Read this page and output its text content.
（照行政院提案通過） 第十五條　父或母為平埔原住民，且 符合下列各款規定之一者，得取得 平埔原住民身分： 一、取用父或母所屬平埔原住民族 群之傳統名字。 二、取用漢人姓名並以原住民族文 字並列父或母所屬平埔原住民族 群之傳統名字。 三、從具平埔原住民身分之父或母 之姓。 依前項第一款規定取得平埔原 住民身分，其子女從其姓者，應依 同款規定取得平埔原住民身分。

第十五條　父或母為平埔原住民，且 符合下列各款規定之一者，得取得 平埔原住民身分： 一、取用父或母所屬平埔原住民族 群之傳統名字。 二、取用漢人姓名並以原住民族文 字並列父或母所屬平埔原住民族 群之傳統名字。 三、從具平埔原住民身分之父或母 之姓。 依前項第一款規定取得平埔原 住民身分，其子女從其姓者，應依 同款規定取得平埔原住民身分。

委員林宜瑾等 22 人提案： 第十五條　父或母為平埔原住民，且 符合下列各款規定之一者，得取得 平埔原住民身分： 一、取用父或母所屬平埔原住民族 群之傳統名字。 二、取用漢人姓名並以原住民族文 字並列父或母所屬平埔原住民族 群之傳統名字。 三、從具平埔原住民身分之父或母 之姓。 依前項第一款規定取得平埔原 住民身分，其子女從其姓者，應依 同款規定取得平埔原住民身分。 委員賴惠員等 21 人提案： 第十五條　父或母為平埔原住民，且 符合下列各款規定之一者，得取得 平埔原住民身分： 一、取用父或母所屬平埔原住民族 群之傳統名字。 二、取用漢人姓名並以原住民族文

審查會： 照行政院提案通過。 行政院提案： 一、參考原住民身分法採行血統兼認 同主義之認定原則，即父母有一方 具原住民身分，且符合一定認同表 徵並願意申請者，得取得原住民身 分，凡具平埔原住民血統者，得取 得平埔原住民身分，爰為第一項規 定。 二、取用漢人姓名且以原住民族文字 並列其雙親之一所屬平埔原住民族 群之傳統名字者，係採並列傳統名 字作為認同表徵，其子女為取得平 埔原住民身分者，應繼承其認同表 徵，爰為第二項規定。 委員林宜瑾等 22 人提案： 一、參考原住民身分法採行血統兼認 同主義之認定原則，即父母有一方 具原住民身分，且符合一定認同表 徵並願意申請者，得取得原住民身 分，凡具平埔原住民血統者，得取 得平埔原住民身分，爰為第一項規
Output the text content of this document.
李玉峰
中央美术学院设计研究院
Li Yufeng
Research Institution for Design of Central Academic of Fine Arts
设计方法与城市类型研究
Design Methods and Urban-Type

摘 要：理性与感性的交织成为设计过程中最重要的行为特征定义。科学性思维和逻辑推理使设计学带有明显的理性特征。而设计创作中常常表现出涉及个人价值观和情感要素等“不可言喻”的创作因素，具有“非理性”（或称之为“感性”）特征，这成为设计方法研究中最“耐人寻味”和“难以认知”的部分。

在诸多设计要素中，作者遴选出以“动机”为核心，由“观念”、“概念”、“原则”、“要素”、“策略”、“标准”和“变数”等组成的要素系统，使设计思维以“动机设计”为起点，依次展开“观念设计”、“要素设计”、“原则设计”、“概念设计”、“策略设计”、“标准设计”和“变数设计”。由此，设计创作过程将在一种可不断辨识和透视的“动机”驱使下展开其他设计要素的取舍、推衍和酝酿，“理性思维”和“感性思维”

━━━

Brief
Tally up the lines in the records that contain the word "從具平埔原住民身分之父或母" and give only the total.

Solution for this exercise
3